--- Record extracts ---
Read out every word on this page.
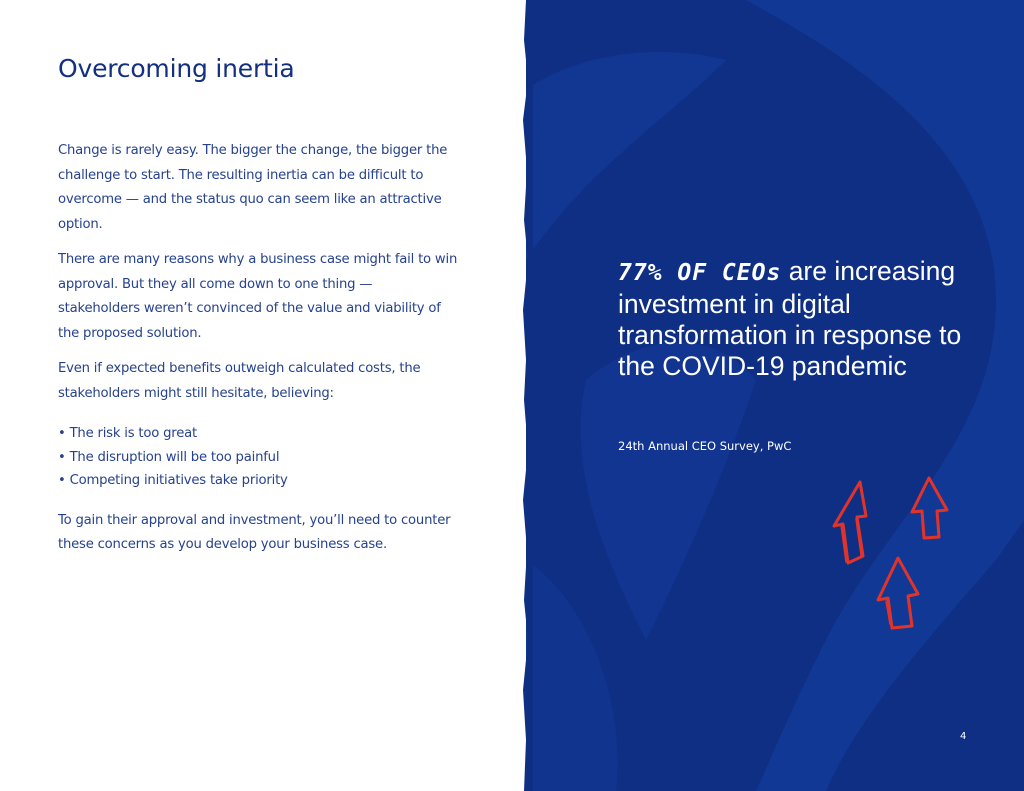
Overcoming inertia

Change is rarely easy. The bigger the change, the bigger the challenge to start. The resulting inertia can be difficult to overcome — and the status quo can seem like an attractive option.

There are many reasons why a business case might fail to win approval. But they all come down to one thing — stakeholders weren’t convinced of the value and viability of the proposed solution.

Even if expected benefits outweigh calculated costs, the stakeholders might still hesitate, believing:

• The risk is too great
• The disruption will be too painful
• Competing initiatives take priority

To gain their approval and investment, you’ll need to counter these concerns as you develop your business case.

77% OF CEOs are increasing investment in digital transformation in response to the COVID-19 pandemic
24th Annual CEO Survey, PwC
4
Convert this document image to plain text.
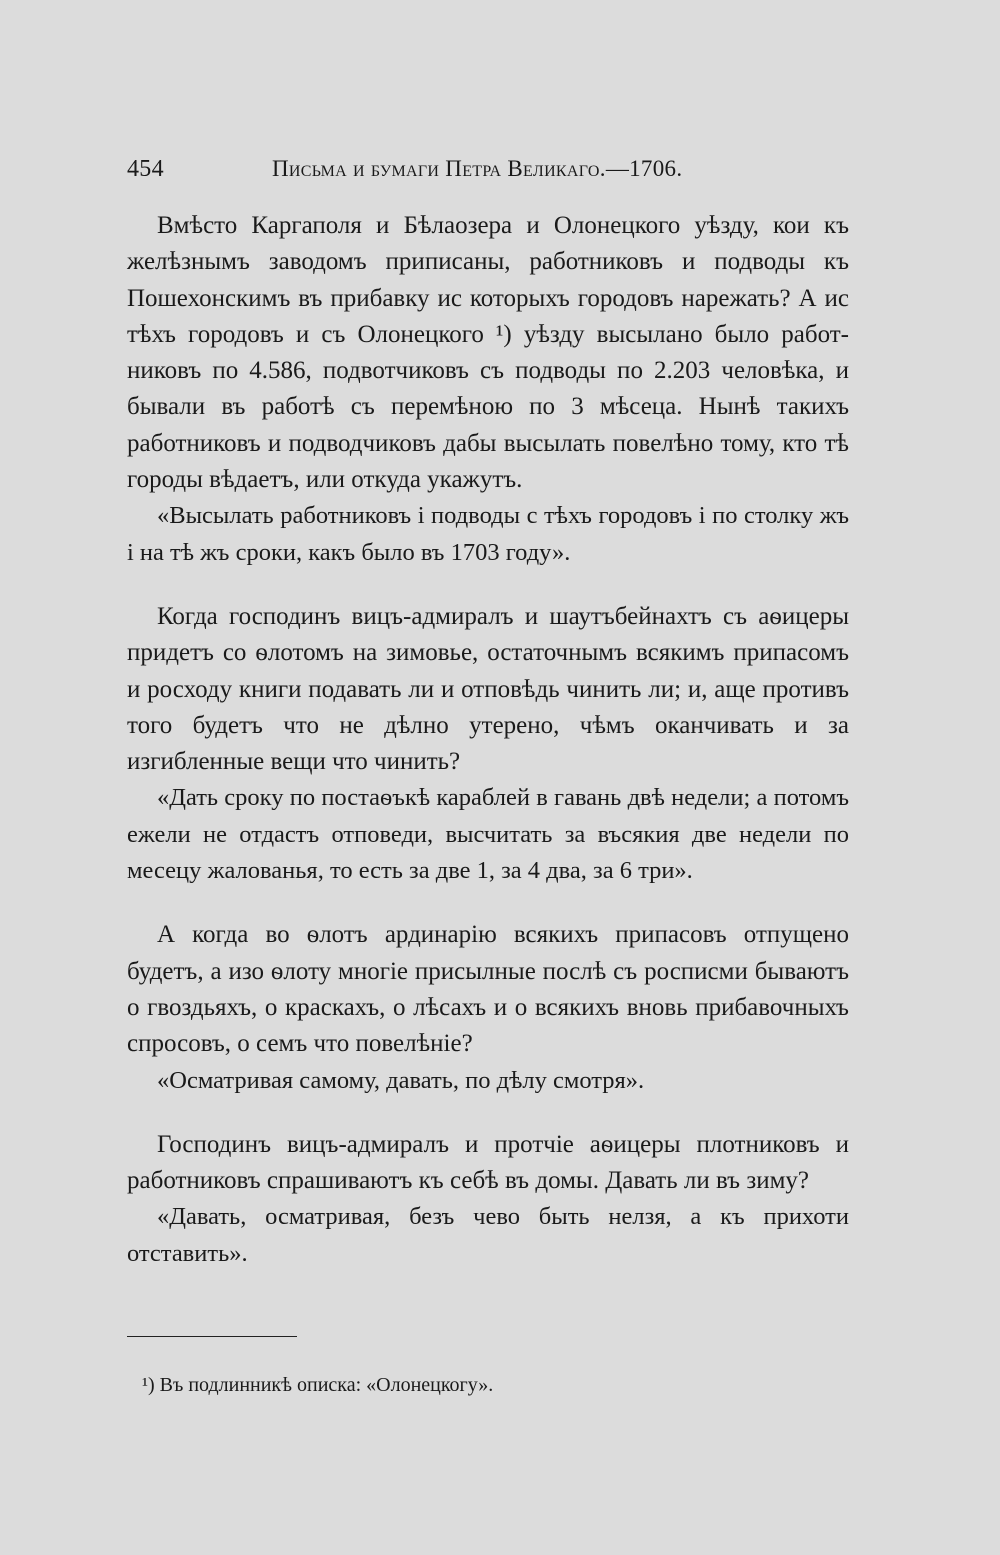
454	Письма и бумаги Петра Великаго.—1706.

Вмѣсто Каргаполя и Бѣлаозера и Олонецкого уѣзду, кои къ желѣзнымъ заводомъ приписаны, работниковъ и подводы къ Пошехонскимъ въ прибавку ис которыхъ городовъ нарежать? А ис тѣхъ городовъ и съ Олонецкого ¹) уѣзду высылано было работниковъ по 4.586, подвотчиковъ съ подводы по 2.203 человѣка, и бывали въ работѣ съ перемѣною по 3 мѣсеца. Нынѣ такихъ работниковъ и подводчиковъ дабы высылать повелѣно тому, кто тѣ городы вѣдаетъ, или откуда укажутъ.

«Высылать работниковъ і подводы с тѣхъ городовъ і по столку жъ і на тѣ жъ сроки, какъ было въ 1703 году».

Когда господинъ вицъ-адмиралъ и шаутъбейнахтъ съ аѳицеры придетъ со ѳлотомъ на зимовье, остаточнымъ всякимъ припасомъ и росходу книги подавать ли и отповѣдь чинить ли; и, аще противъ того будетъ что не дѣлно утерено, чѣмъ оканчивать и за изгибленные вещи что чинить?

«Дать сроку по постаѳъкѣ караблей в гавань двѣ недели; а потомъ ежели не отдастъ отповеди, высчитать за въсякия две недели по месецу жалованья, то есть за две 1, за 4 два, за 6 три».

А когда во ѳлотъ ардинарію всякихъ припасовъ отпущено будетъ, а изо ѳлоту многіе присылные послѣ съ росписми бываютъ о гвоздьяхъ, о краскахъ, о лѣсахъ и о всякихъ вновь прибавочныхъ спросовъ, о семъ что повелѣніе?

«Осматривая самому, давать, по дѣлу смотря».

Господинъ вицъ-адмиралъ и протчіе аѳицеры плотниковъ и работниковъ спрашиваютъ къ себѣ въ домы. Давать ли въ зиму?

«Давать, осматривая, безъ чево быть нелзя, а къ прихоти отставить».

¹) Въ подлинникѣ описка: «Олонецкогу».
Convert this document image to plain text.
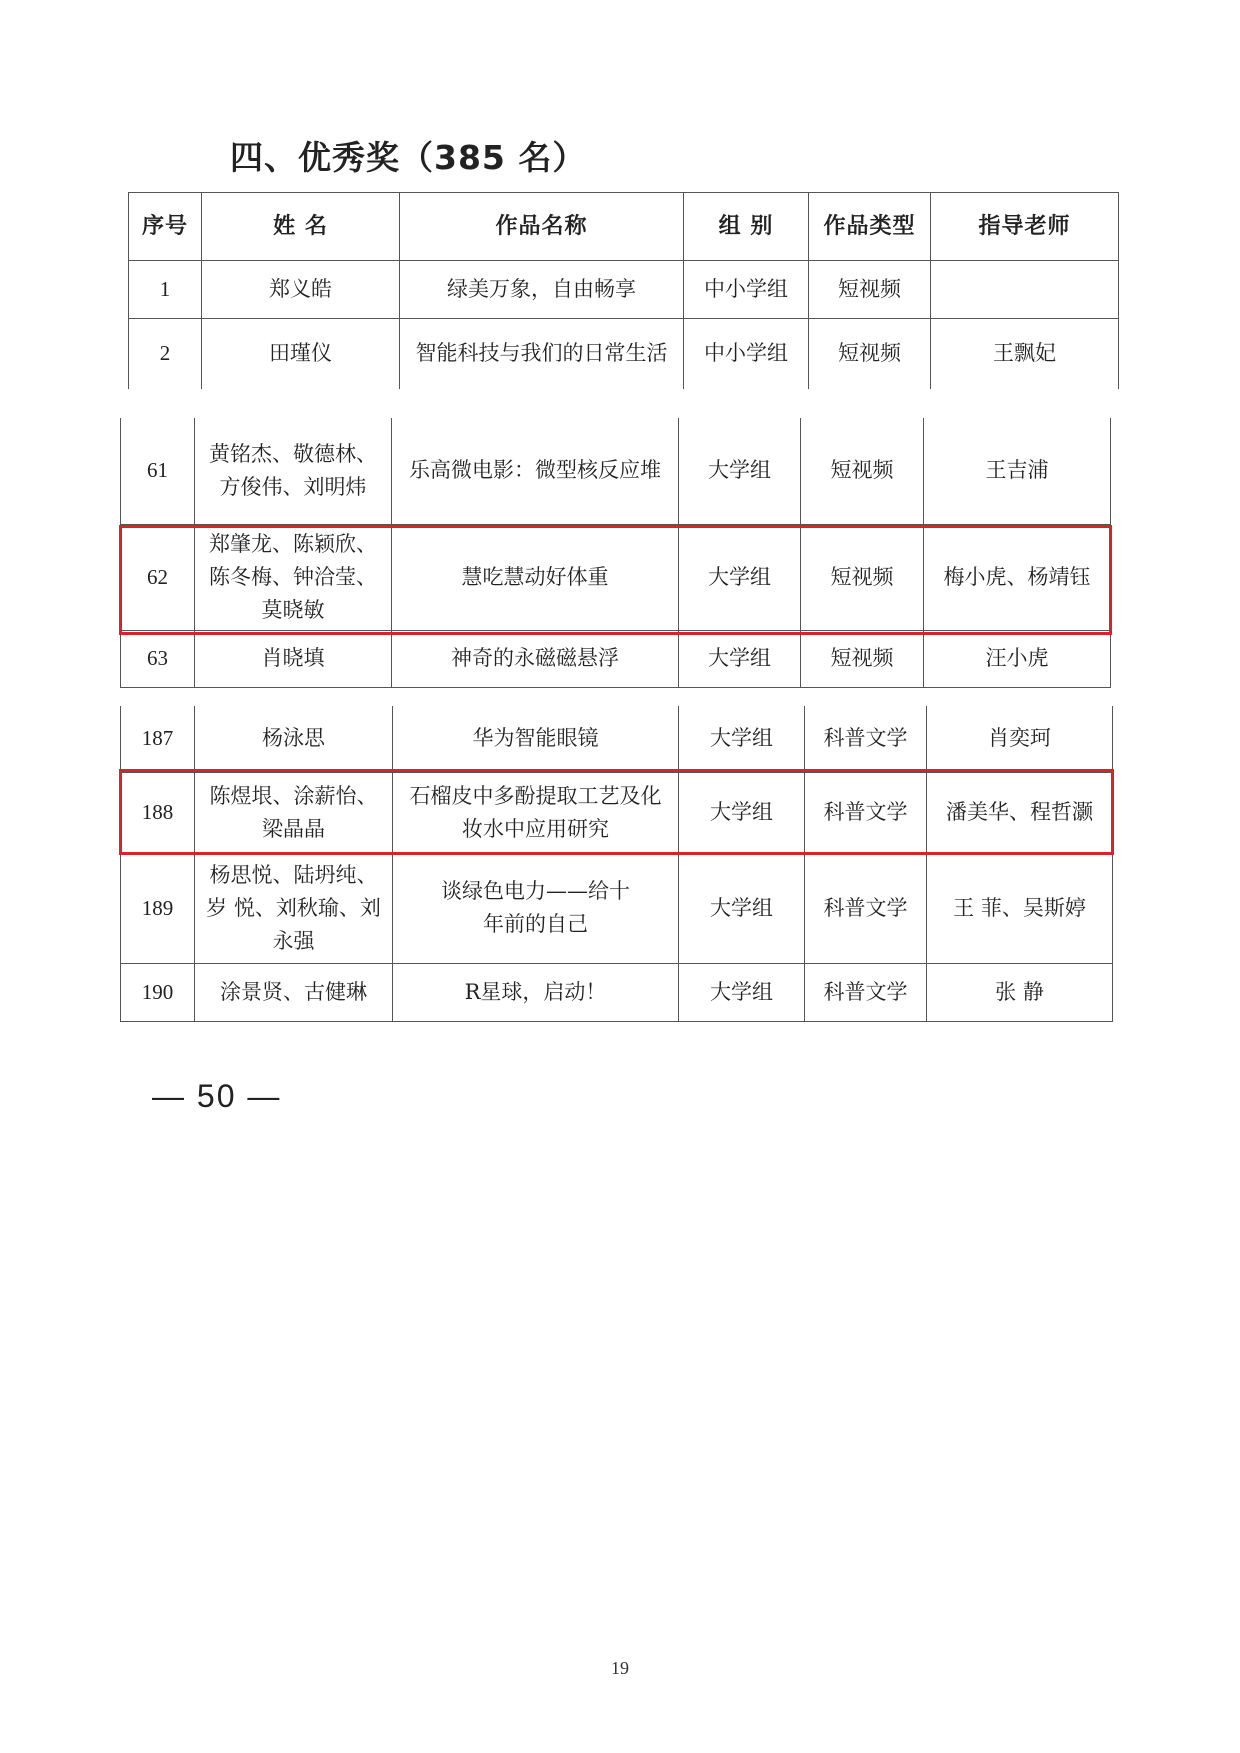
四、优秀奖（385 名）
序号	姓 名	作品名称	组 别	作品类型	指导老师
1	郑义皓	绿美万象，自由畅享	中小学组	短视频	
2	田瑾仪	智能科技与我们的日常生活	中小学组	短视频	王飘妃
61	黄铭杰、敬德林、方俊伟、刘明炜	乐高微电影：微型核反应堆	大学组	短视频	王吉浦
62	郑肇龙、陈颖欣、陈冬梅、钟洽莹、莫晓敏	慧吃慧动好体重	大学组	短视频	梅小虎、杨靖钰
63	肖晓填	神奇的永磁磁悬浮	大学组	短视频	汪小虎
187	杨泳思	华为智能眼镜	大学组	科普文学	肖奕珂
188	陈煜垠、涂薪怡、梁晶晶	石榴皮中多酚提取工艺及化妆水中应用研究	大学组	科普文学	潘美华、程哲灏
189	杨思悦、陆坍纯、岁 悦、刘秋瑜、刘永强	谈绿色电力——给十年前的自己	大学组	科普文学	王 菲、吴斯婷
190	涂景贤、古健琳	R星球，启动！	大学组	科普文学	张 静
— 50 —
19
---
Select every line of the material above holding the word "case" and copy it.

There are many reasons why a business case might fail to win approval. But they all come down to one thing — stakeholders weren’t convinced of the value and viability of the proposed solution.
To gain their approval and investment, you’ll need to counter these concerns as you develop your business case.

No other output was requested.